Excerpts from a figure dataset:
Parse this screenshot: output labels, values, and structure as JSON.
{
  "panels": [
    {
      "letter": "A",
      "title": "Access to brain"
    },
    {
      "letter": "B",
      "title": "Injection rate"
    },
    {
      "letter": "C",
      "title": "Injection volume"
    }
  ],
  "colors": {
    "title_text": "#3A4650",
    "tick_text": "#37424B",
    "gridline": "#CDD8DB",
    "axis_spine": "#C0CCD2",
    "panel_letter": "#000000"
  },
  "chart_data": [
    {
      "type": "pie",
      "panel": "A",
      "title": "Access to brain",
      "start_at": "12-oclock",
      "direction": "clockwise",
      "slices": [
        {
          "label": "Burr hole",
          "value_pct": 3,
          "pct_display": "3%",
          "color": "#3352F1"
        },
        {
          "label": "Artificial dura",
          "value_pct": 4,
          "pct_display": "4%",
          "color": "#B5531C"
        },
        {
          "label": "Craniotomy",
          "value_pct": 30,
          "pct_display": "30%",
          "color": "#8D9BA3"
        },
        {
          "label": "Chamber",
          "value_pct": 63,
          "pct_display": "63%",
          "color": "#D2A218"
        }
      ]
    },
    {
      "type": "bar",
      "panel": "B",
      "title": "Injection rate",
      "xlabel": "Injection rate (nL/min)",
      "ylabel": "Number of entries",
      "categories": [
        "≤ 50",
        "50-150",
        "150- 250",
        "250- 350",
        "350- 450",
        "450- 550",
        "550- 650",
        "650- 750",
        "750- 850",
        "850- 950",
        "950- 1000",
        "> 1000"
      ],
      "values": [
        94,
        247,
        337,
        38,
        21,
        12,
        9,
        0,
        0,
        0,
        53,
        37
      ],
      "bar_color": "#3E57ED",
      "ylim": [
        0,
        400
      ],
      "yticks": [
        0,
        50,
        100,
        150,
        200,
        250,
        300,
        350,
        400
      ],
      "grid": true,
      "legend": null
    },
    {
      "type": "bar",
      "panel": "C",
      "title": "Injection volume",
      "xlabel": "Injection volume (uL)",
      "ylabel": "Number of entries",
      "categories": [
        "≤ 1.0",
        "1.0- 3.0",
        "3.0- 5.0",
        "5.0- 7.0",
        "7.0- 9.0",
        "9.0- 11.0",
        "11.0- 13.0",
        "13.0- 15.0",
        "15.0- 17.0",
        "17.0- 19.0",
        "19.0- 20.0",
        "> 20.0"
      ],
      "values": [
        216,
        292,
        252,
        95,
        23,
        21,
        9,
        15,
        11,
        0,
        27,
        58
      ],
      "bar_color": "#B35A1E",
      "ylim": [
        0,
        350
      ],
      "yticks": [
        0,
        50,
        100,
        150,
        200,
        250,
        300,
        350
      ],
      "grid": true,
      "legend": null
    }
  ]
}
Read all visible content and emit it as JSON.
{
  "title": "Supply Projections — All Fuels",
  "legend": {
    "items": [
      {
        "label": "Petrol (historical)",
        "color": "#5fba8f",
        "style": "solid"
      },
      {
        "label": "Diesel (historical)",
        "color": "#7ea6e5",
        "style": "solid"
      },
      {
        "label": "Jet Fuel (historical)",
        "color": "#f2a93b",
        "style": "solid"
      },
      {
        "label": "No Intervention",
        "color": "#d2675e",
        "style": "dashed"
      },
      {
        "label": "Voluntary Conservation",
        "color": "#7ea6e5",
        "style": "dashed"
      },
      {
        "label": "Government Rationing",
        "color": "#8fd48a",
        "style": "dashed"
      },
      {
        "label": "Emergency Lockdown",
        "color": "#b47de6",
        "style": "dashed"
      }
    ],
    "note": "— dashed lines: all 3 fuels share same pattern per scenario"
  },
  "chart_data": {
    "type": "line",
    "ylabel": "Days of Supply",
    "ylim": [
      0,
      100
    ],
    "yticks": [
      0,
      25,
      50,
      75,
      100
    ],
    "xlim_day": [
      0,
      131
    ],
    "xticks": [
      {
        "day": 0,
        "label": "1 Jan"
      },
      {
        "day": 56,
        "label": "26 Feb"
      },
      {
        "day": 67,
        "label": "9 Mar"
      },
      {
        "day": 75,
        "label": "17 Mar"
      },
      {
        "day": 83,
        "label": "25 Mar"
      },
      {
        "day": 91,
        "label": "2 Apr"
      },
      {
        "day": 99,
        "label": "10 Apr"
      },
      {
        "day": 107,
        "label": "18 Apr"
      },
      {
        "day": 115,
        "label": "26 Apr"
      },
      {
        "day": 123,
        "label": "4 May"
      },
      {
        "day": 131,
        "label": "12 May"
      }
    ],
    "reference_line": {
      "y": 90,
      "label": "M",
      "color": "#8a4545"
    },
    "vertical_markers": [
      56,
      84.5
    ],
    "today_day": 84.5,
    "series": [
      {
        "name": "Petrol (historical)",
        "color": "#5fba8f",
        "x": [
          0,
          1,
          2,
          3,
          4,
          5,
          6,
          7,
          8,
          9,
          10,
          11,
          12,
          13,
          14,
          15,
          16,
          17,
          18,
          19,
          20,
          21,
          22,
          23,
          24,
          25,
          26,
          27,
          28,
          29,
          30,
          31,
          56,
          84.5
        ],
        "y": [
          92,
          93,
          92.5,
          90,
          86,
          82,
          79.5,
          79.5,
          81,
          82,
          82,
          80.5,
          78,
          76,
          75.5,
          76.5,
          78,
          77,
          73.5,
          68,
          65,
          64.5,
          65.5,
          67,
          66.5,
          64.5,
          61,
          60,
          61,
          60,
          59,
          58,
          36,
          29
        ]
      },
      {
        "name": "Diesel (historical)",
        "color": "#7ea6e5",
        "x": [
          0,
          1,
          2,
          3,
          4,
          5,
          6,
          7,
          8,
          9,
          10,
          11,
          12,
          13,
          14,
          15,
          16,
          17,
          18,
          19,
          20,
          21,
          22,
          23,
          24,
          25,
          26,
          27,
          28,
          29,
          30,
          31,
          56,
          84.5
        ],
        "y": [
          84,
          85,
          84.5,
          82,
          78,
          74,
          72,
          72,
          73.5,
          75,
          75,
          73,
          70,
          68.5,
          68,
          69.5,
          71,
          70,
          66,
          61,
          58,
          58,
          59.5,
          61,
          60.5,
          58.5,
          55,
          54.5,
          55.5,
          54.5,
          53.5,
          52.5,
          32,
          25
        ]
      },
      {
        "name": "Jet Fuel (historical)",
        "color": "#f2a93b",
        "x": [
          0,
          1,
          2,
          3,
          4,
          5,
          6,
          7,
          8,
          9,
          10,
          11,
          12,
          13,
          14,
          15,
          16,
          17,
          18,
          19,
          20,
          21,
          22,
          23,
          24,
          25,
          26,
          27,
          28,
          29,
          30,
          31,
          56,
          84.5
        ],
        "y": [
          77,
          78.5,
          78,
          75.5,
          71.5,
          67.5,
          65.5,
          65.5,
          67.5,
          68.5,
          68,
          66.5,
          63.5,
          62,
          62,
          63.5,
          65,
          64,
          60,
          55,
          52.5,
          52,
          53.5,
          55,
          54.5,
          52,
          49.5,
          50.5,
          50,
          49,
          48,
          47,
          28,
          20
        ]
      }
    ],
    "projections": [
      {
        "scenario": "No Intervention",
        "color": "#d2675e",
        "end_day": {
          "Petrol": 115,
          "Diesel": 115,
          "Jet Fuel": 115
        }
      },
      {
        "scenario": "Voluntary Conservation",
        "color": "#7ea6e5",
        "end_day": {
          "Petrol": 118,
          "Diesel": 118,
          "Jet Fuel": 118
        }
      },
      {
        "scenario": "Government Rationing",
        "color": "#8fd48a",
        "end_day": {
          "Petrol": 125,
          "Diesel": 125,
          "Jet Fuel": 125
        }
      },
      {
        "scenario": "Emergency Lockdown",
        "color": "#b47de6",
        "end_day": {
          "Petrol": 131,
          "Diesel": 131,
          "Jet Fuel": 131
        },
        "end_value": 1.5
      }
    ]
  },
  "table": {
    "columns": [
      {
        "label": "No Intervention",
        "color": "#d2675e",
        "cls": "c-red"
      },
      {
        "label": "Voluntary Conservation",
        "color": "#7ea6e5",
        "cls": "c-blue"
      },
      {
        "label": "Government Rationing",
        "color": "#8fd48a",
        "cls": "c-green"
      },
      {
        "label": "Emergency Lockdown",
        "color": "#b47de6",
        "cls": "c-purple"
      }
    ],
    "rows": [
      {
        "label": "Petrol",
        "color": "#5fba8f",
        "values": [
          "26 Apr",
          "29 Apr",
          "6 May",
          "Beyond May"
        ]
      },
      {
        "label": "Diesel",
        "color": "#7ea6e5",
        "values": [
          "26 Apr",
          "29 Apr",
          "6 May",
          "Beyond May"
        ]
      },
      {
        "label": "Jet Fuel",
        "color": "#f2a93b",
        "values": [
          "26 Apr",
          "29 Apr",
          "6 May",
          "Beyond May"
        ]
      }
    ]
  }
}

- _REQUIREMENT_: Locate the word "Injection" in the records above, and return each line that has it.

- _RESPONSE_:
      "title": "Injection rate"
      "title": "Injection volume"
      "title": "Injection rate",
      "xlabel": "Injection rate (nL/min)",
      "title": "Injection volume",
      "xlabel": "Injection volume (uL)",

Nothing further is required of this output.